[Figure data in JSON]
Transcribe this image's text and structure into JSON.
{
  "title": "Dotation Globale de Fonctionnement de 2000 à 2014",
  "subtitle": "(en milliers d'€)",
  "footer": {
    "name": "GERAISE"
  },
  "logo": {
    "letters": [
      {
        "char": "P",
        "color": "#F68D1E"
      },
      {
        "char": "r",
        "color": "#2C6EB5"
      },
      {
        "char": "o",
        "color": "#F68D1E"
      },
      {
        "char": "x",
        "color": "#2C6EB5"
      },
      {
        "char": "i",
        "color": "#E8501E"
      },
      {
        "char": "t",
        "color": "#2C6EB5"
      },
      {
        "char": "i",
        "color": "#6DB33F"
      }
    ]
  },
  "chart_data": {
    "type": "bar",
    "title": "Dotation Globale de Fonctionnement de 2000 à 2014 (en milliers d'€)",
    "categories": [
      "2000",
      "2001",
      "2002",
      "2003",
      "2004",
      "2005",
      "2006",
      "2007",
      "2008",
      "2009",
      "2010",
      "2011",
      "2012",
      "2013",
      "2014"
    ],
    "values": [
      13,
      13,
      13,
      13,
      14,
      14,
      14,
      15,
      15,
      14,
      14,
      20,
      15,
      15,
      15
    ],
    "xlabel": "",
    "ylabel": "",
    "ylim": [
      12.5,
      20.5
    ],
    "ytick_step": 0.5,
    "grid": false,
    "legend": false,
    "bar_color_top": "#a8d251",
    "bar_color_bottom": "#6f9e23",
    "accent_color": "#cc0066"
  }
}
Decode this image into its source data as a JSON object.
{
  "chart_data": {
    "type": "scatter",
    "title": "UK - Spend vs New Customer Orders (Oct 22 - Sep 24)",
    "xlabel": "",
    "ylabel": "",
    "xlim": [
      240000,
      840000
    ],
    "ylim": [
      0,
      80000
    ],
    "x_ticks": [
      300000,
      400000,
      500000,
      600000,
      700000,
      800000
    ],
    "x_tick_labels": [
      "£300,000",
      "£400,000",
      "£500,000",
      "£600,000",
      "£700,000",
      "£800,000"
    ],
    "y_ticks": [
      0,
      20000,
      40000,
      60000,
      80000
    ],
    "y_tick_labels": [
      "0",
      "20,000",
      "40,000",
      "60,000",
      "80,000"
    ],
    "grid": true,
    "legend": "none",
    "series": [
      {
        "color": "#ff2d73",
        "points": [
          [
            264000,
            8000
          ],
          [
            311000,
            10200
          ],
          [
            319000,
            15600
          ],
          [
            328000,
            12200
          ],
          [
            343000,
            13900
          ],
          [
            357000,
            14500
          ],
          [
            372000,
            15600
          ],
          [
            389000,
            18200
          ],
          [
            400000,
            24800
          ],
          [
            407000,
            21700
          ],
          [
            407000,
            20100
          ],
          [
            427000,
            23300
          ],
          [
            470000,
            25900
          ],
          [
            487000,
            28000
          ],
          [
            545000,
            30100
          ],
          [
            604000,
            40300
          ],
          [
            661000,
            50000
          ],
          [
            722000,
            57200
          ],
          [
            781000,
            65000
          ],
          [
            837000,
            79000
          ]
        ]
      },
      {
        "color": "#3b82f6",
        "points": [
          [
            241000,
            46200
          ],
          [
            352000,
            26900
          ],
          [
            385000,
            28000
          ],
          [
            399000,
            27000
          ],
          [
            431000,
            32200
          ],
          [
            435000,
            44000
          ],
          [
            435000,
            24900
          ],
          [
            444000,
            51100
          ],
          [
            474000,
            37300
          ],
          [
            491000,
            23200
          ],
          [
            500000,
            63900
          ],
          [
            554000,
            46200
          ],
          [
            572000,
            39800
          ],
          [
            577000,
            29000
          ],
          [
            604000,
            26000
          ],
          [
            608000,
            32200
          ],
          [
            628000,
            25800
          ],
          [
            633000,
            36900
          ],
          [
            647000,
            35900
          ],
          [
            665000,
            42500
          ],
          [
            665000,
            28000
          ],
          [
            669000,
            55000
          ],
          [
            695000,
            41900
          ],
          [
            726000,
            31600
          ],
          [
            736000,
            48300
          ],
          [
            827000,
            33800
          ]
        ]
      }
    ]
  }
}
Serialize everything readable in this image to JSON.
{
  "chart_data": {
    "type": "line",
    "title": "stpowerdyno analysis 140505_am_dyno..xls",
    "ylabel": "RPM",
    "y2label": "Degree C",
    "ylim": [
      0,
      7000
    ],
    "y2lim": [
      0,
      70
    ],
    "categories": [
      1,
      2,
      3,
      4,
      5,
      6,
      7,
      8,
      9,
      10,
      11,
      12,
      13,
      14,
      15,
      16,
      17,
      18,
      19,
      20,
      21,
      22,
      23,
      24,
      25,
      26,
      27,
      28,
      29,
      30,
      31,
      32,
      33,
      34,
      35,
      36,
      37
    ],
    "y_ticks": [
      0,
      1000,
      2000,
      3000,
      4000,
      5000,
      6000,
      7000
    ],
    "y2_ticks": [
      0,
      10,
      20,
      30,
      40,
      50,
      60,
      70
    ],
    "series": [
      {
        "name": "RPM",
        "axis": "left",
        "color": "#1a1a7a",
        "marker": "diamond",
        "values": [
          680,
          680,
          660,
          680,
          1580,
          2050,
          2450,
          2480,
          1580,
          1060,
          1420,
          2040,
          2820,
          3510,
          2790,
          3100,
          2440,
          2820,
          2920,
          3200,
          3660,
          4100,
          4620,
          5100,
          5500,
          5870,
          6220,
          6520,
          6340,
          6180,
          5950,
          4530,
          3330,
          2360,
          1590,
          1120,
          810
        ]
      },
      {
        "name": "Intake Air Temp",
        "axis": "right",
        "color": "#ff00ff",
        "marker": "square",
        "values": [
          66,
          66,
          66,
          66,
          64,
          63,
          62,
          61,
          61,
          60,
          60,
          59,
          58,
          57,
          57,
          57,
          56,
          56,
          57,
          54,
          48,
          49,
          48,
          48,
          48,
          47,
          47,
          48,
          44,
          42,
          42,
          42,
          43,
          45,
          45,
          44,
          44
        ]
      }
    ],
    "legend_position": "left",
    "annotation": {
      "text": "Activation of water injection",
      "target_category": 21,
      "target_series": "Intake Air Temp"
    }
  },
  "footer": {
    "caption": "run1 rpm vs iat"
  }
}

## EXERCISE REQUIREMENTS
Set all of the records down again, exactly as they stand.

## RESULT
Transcribe this image's text and structure into JSON.
{
  "title": "Dotation Globale de Fonctionnement de 2000 à 2014",
  "subtitle": "(en milliers d'€)",
  "footer": {
    "name": "GERAISE"
  },
  "logo": {
    "letters": [
      {
        "char": "P",
        "color": "#F68D1E"
      },
      {
        "char": "r",
        "color": "#2C6EB5"
      },
      {
        "char": "o",
        "color": "#F68D1E"
      },
      {
        "char": "x",
        "color": "#2C6EB5"
      },
      {
        "char": "i",
        "color": "#E8501E"
      },
      {
        "char": "t",
        "color": "#2C6EB5"
      },
      {
        "char": "i",
        "color": "#6DB33F"
      }
    ]
  },
  "chart_data": {
    "type": "bar",
    "title": "Dotation Globale de Fonctionnement de 2000 à 2014 (en milliers d'€)",
    "categories": [
      "2000",
      "2001",
      "2002",
      "2003",
      "2004",
      "2005",
      "2006",
      "2007",
      "2008",
      "2009",
      "2010",
      "2011",
      "2012",
      "2013",
      "2014"
    ],
    "values": [
      13,
      13,
      13,
      13,
      14,
      14,
      14,
      15,
      15,
      14,
      14,
      20,
      15,
      15,
      15
    ],
    "xlabel": "",
    "ylabel": "",
    "ylim": [
      12.5,
      20.5
    ],
    "ytick_step": 0.5,
    "grid": false,
    "legend": false,
    "bar_color_top": "#a8d251",
    "bar_color_bottom": "#6f9e23",
    "accent_color": "#cc0066"
  }
}
Decode this image into its source data as a JSON object.
{
  "chart_data": {
    "type": "scatter",
    "title": "UK - Spend vs New Customer Orders (Oct 22 - Sep 24)",
    "xlabel": "",
    "ylabel": "",
    "xlim": [
      240000,
      840000
    ],
    "ylim": [
      0,
      80000
    ],
    "x_ticks": [
      300000,
      400000,
      500000,
      600000,
      700000,
      800000
    ],
    "x_tick_labels": [
      "£300,000",
      "£400,000",
      "£500,000",
      "£600,000",
      "£700,000",
      "£800,000"
    ],
    "y_ticks": [
      0,
      20000,
      40000,
      60000,
      80000
    ],
    "y_tick_labels": [
      "0",
      "20,000",
      "40,000",
      "60,000",
      "80,000"
    ],
    "grid": true,
    "legend": "none",
    "series": [
      {
        "color": "#ff2d73",
        "points": [
          [
            264000,
            8000
          ],
          [
            311000,
            10200
          ],
          [
            319000,
            15600
          ],
          [
            328000,
            12200
          ],
          [
            343000,
            13900
          ],
          [
            357000,
            14500
          ],
          [
            372000,
            15600
          ],
          [
            389000,
            18200
          ],
          [
            400000,
            24800
          ],
          [
            407000,
            21700
          ],
          [
            407000,
            20100
          ],
          [
            427000,
            23300
          ],
          [
            470000,
            25900
          ],
          [
            487000,
            28000
          ],
          [
            545000,
            30100
          ],
          [
            604000,
            40300
          ],
          [
            661000,
            50000
          ],
          [
            722000,
            57200
          ],
          [
            781000,
            65000
          ],
          [
            837000,
            79000
          ]
        ]
      },
      {
        "color": "#3b82f6",
        "points": [
          [
            241000,
            46200
          ],
          [
            352000,
            26900
          ],
          [
            385000,
            28000
          ],
          [
            399000,
            27000
          ],
          [
            431000,
            32200
          ],
          [
            435000,
            44000
          ],
          [
            435000,
            24900
          ],
          [
            444000,
            51100
          ],
          [
            474000,
            37300
          ],
          [
            491000,
            23200
          ],
          [
            500000,
            63900
          ],
          [
            554000,
            46200
          ],
          [
            572000,
            39800
          ],
          [
            577000,
            29000
          ],
          [
            604000,
            26000
          ],
          [
            608000,
            32200
          ],
          [
            628000,
            25800
          ],
          [
            633000,
            36900
          ],
          [
            647000,
            35900
          ],
          [
            665000,
            42500
          ],
          [
            665000,
            28000
          ],
          [
            669000,
            55000
          ],
          [
            695000,
            41900
          ],
          [
            726000,
            31600
          ],
          [
            736000,
            48300
          ],
          [
            827000,
            33800
          ]
        ]
      }
    ]
  }
}
Serialize everything readable in this image to JSON.
{
  "chart_data": {
    "type": "line",
    "title": "stpowerdyno analysis 140505_am_dyno..xls",
    "ylabel": "RPM",
    "y2label": "Degree C",
    "ylim": [
      0,
      7000
    ],
    "y2lim": [
      0,
      70
    ],
    "categories": [
      1,
      2,
      3,
      4,
      5,
      6,
      7,
      8,
      9,
      10,
      11,
      12,
      13,
      14,
      15,
      16,
      17,
      18,
      19,
      20,
      21,
      22,
      23,
      24,
      25,
      26,
      27,
      28,
      29,
      30,
      31,
      32,
      33,
      34,
      35,
      36,
      37
    ],
    "y_ticks": [
      0,
      1000,
      2000,
      3000,
      4000,
      5000,
      6000,
      7000
    ],
    "y2_ticks": [
      0,
      10,
      20,
      30,
      40,
      50,
      60,
      70
    ],
    "series": [
      {
        "name": "RPM",
        "axis": "left",
        "color": "#1a1a7a",
        "marker": "diamond",
        "values": [
          680,
          680,
          660,
          680,
          1580,
          2050,
          2450,
          2480,
          1580,
          1060,
          1420,
          2040,
          2820,
          3510,
          2790,
          3100,
          2440,
          2820,
          2920,
          3200,
          3660,
          4100,
          4620,
          5100,
          5500,
          5870,
          6220,
          6520,
          6340,
          6180,
          5950,
          4530,
          3330,
          2360,
          1590,
          1120,
          810
        ]
      },
      {
        "name": "Intake Air Temp",
        "axis": "right",
        "color": "#ff00ff",
        "marker": "square",
        "values": [
          66,
          66,
          66,
          66,
          64,
          63,
          62,
          61,
          61,
          60,
          60,
          59,
          58,
          57,
          57,
          57,
          56,
          56,
          57,
          54,
          48,
          49,
          48,
          48,
          48,
          47,
          47,
          48,
          44,
          42,
          42,
          42,
          43,
          45,
          45,
          44,
          44
        ]
      }
    ],
    "legend_position": "left",
    "annotation": {
      "text": "Activation of water injection",
      "target_category": 21,
      "target_series": "Intake Air Temp"
    }
  },
  "footer": {
    "caption": "run1 rpm vs iat"
  }
}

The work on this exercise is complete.